- _SET PROBLEM_
Lay out every line of the records below as a JSON list of strings, with one string for each line and no blank lines.

- _RECORDS FOR THIS TASK_

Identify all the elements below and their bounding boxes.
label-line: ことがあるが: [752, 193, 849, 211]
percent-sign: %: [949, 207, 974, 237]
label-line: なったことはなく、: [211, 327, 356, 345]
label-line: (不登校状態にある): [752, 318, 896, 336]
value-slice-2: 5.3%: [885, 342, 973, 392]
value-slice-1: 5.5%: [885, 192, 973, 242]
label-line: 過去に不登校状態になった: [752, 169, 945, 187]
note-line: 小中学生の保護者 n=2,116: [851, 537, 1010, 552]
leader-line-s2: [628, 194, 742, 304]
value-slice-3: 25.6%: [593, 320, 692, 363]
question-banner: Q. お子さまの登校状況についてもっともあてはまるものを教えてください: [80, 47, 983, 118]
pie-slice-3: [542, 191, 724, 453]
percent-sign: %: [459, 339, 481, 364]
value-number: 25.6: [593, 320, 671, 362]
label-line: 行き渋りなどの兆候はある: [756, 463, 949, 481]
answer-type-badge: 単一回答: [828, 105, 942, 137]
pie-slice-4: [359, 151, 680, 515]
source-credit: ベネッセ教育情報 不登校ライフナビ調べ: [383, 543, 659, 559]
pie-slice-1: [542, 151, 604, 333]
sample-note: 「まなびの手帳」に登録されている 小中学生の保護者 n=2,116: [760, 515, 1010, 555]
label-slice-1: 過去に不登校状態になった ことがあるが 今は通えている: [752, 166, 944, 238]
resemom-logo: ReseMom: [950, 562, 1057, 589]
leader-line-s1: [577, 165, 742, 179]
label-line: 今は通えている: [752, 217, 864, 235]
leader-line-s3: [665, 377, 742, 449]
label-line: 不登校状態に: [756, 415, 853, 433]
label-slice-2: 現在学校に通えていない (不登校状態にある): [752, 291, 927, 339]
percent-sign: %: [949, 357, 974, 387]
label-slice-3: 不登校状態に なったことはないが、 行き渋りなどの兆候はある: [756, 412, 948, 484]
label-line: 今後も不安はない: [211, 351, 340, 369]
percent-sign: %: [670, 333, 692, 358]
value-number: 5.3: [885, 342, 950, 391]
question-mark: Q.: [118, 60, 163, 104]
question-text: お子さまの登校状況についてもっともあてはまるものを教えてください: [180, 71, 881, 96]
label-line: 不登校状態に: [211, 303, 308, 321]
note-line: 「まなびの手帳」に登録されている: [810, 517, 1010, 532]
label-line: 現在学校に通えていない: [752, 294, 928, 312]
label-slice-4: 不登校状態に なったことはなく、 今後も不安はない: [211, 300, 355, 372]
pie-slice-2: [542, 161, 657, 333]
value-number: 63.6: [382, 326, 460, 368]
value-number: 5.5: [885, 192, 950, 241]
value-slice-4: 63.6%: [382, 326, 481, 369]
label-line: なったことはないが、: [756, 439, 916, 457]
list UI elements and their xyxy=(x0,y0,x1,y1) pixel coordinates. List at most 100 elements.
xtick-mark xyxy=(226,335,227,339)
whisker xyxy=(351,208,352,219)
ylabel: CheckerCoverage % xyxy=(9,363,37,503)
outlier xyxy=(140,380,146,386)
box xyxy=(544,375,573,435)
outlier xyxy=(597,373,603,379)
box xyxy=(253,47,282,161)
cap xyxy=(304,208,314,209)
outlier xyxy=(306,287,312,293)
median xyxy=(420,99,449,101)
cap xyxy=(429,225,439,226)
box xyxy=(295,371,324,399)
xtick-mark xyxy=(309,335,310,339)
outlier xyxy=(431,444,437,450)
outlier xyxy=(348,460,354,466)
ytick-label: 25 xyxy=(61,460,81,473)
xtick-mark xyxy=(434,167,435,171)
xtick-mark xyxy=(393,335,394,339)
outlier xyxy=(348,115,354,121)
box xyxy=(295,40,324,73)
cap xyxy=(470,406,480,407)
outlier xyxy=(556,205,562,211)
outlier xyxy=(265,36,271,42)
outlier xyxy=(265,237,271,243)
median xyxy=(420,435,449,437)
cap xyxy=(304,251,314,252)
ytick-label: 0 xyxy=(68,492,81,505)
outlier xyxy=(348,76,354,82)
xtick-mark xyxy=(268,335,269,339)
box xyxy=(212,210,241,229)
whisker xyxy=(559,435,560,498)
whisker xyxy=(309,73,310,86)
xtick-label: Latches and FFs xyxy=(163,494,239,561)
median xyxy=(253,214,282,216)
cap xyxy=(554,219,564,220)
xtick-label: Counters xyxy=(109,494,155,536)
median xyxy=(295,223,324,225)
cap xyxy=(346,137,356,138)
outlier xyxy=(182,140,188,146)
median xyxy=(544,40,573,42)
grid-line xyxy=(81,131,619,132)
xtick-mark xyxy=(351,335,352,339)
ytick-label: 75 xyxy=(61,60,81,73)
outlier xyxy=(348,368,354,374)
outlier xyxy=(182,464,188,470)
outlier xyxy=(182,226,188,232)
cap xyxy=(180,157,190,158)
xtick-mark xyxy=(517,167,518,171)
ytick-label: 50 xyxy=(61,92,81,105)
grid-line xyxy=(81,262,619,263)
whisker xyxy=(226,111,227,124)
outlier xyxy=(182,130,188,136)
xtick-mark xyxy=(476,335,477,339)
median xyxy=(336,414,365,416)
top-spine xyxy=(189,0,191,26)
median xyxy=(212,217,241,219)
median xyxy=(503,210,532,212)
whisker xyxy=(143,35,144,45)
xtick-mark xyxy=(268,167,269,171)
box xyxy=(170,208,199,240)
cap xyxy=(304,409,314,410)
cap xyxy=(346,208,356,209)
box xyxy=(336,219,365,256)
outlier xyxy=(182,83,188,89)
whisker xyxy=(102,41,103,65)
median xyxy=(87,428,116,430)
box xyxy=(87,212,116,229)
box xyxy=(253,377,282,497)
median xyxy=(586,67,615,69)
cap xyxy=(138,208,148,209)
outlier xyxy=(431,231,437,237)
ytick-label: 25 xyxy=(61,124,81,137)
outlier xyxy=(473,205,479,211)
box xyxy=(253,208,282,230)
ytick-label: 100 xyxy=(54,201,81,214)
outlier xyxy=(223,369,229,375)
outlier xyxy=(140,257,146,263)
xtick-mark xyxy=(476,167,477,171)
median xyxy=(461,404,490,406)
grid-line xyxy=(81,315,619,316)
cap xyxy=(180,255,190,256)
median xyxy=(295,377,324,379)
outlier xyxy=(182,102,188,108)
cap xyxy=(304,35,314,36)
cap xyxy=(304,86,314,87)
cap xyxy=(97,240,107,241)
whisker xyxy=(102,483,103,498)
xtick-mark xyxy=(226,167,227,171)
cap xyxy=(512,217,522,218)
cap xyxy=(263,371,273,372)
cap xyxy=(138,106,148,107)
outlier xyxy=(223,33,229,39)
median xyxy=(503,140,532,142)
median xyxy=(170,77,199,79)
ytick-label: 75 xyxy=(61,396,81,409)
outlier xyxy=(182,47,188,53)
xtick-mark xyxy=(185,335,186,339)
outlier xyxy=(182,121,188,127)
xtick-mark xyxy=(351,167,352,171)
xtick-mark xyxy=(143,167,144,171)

- _SOLUTION TO THE PROBLEM_
[
  "Identify all the elements below and their bounding boxes.",
  "label-line: ことがあるが: [752, 193, 849, 211]",
  "percent-sign: %: [949, 207, 974, 237]",
  "label-line: なったことはなく、: [211, 327, 356, 345]",
  "label-line: (不登校状態にある): [752, 318, 896, 336]",
  "value-slice-2: 5.3%: [885, 342, 973, 392]",
  "value-slice-1: 5.5%: [885, 192, 973, 242]",
  "label-line: 過去に不登校状態になった: [752, 169, 945, 187]",
  "note-line: 小中学生の保護者 n=2,116: [851, 537, 1010, 552]",
  "leader-line-s2: [628, 194, 742, 304]",
  "value-slice-3: 25.6%: [593, 320, 692, 363]",
  "question-banner: Q. お子さまの登校状況についてもっともあてはまるものを教えてください: [80, 47, 983, 118]",
  "pie-slice-3: [542, 191, 724, 453]",
  "percent-sign: %: [459, 339, 481, 364]",
  "value-number: 25.6: [593, 320, 671, 362]",
  "label-line: 行き渋りなどの兆候はある: [756, 463, 949, 481]",
  "answer-type-badge: 単一回答: [828, 105, 942, 137]",
  "pie-slice-4: [359, 151, 680, 515]",
  "source-credit: ベネッセ教育情報 不登校ライフナビ調べ: [383, 543, 659, 559]",
  "pie-slice-1: [542, 151, 604, 333]",
  "sample-note: 「まなびの手帳」に登録されている 小中学生の保護者 n=2,116: [760, 515, 1010, 555]",
  "label-slice-1: 過去に不登校状態になった ことがあるが 今は通えている: [752, 166, 944, 238]",
  "resemom-logo: ReseMom: [950, 562, 1057, 589]",
  "leader-line-s1: [577, 165, 742, 179]",
  "label-line: 今は通えている: [752, 217, 864, 235]",
  "leader-line-s3: [665, 377, 742, 449]",
  "label-line: 不登校状態に: [756, 415, 853, 433]",
  "label-slice-2: 現在学校に通えていない (不登校状態にある): [752, 291, 927, 339]",
  "percent-sign: %: [949, 357, 974, 387]",
  "label-slice-3: 不登校状態に なったことはないが、 行き渋りなどの兆候はある: [756, 412, 948, 484]",
  "label-line: 今後も不安はない: [211, 351, 340, 369]",
  "percent-sign: %: [670, 333, 692, 358]",
  "value-number: 5.3: [885, 342, 950, 391]",
  "question-mark: Q.: [118, 60, 163, 104]",
  "question-text: お子さまの登校状況についてもっともあてはまるものを教えてください: [180, 71, 881, 96]",
  "label-line: 不登校状態に: [211, 303, 308, 321]",
  "note-line: 「まなびの手帳」に登録されている: [810, 517, 1010, 532]",
  "label-line: 現在学校に通えていない: [752, 294, 928, 312]",
  "label-slice-4: 不登校状態に なったことはなく、 今後も不安はない: [211, 300, 355, 372]",
  "pie-slice-2: [542, 161, 657, 333]",
  "value-number: 63.6: [382, 326, 460, 368]",
  "value-number: 5.5: [885, 192, 950, 241]",
  "value-slice-4: 63.6%: [382, 326, 481, 369]",
  "label-line: なったことはないが、: [756, 439, 916, 457]",
  "list UI elements and their xyxy=(x0,y0,x1,y1) pixel coordinates. List at most 100 elements.",
  "xtick-mark xyxy=(226,335,227,339)",
  "whisker xyxy=(351,208,352,219)",
  "ylabel: CheckerCoverage % xyxy=(9,363,37,503)",
  "outlier xyxy=(140,380,146,386)",
  "box xyxy=(544,375,573,435)",
  "outlier xyxy=(597,373,603,379)",
  "box xyxy=(253,47,282,161)",
  "cap xyxy=(304,208,314,209)",
  "outlier xyxy=(306,287,312,293)",
  "median xyxy=(420,99,449,101)",
  "cap xyxy=(429,225,439,226)",
  "box xyxy=(295,371,324,399)",
  "xtick-mark xyxy=(309,335,310,339)",
  "outlier xyxy=(431,444,437,450)",
  "outlier xyxy=(348,460,354,466)",
  "ytick-label: 25 xyxy=(61,460,81,473)",
  "xtick-mark xyxy=(434,167,435,171)",
  "xtick-mark xyxy=(393,335,394,339)",
  "outlier xyxy=(348,115,354,121)",
  "box xyxy=(295,40,324,73)",
  "cap xyxy=(470,406,480,407)",
  "outlier xyxy=(556,205,562,211)",
  "outlier xyxy=(265,36,271,42)",
  "outlier xyxy=(265,237,271,243)",
  "median xyxy=(420,435,449,437)",
  "cap xyxy=(304,251,314,252)",
  "ytick-label: 0 xyxy=(68,492,81,505)",
  "outlier xyxy=(348,76,354,82)",
  "xtick-mark xyxy=(268,335,269,339)",
  "box xyxy=(212,210,241,229)",
  "whisker xyxy=(559,435,560,498)",
  "whisker xyxy=(309,73,310,86)",
  "xtick-label: Latches and FFs xyxy=(163,494,239,561)",
  "median xyxy=(253,214,282,216)",
  "cap xyxy=(554,219,564,220)",
  "xtick-label: Counters xyxy=(109,494,155,536)",
  "median xyxy=(295,223,324,225)",
  "cap xyxy=(346,137,356,138)",
  "outlier xyxy=(182,140,188,146)",
  "median xyxy=(544,40,573,42)",
  "grid-line xyxy=(81,131,619,132)",
  "xtick-mark xyxy=(351,335,352,339)",
  "ytick-label: 75 xyxy=(61,60,81,73)",
  "outlier xyxy=(348,368,354,374)",
  "outlier xyxy=(182,464,188,470)",
  "outlier xyxy=(182,226,188,232)",
  "cap xyxy=(180,157,190,158)",
  "xtick-mark xyxy=(517,167,518,171)",
  "ytick-label: 50 xyxy=(61,92,81,105)",
  "grid-line xyxy=(81,262,619,263)",
  "whisker xyxy=(226,111,227,124)",
  "outlier xyxy=(182,130,188,136)",
  "xtick-mark xyxy=(476,335,477,339)",
  "median xyxy=(336,414,365,416)",
  "top-spine xyxy=(189,0,191,26)",
  "median xyxy=(212,217,241,219)",
  "median xyxy=(503,210,532,212)",
  "whisker xyxy=(143,35,144,45)",
  "xtick-mark xyxy=(268,167,269,171)",
  "box xyxy=(170,208,199,240)",
  "cap xyxy=(304,409,314,410)",
  "cap xyxy=(346,208,356,209)",
  "box xyxy=(336,219,365,256)",
  "outlier xyxy=(182,83,188,89)",
  "whisker xyxy=(102,41,103,65)",
  "median xyxy=(87,428,116,430)",
  "box xyxy=(87,212,116,229)",
  "box xyxy=(253,377,282,497)",
  "median xyxy=(586,67,615,69)",
  "cap xyxy=(138,208,148,209)",
  "outlier xyxy=(431,231,437,237)",
  "ytick-label: 25 xyxy=(61,124,81,137)",
  "outlier xyxy=(473,205,479,211)",
  "box xyxy=(253,208,282,230)",
  "ytick-label: 100 xyxy=(54,201,81,214)",
  "outlier xyxy=(223,369,229,375)",
  "outlier xyxy=(140,257,146,263)",
  "xtick-mark xyxy=(476,167,477,171)",
  "median xyxy=(461,404,490,406)",
  "grid-line xyxy=(81,315,619,316)",
  "cap xyxy=(180,255,190,256)",
  "median xyxy=(295,377,324,379)",
  "outlier xyxy=(182,102,188,108)",
  "cap xyxy=(304,35,314,36)",
  "cap xyxy=(304,86,314,87)",
  "cap xyxy=(97,240,107,241)",
  "whisker xyxy=(102,483,103,498)",
  "xtick-mark xyxy=(226,167,227,171)",
  "cap xyxy=(512,217,522,218)",
  "cap xyxy=(263,371,273,372)",
  "cap xyxy=(138,106,148,107)",
  "outlier xyxy=(223,33,229,39)",
  "median xyxy=(503,140,532,142)",
  "median xyxy=(170,77,199,79)",
  "ytick-label: 75 xyxy=(61,396,81,409)",
  "outlier xyxy=(182,47,188,53)",
  "xtick-mark xyxy=(185,335,186,339)",
  "outlier xyxy=(182,121,188,127)",
  "xtick-mark xyxy=(351,167,352,171)",
  "xtick-mark xyxy=(143,167,144,171)"
]